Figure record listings
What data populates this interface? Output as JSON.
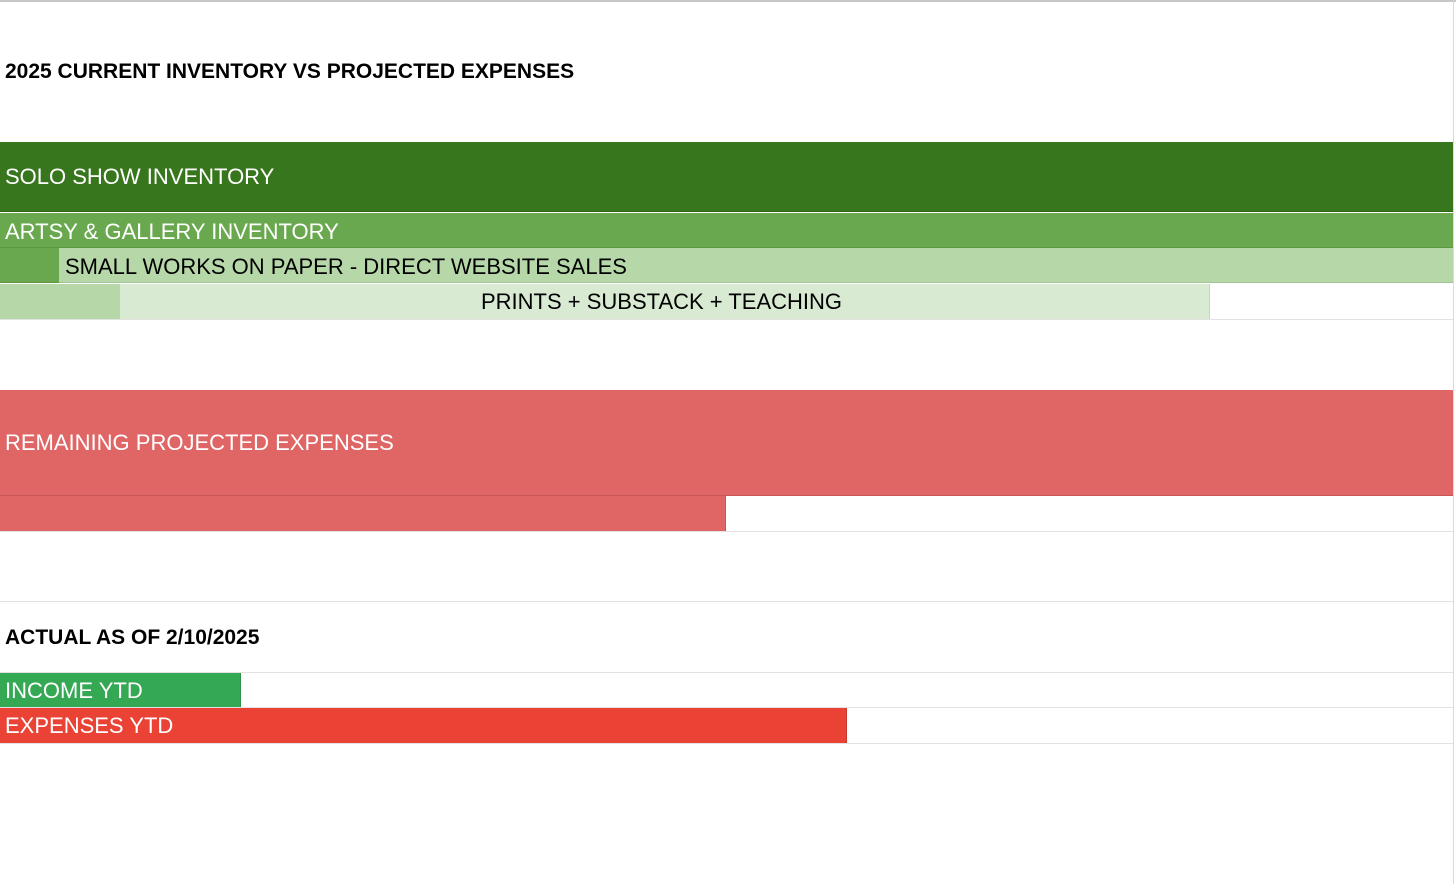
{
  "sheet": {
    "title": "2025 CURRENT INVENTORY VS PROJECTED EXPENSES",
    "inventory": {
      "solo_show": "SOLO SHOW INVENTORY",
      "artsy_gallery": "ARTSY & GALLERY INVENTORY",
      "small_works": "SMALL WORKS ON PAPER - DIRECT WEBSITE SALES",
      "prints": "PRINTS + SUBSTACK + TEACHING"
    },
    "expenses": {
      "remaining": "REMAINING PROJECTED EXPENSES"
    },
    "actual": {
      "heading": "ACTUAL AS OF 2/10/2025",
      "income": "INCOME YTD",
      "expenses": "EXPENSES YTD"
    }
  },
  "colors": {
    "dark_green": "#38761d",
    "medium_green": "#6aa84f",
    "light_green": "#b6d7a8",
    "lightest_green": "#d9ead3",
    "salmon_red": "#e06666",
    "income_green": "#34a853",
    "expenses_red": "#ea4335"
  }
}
==
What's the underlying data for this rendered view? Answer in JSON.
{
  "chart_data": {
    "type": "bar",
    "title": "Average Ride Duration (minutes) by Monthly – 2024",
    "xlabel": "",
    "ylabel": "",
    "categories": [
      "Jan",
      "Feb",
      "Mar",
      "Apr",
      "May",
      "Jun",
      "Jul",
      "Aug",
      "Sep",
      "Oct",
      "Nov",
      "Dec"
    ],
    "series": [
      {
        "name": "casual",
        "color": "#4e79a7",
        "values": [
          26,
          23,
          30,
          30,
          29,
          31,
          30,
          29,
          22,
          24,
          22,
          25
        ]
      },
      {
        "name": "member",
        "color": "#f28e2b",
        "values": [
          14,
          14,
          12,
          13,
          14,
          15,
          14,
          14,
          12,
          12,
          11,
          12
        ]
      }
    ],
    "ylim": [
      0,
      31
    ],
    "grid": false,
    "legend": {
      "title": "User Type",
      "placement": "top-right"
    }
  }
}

■ To be done
Filter the listing for the word "title" and copy every line that holds it.

■ Exercise result
    "title": "2025 CURRENT INVENTORY VS PROJECTED EXPENSES",
    "title": "Average Ride Duration (minutes) by Monthly – 2024",
      "title": "User Type",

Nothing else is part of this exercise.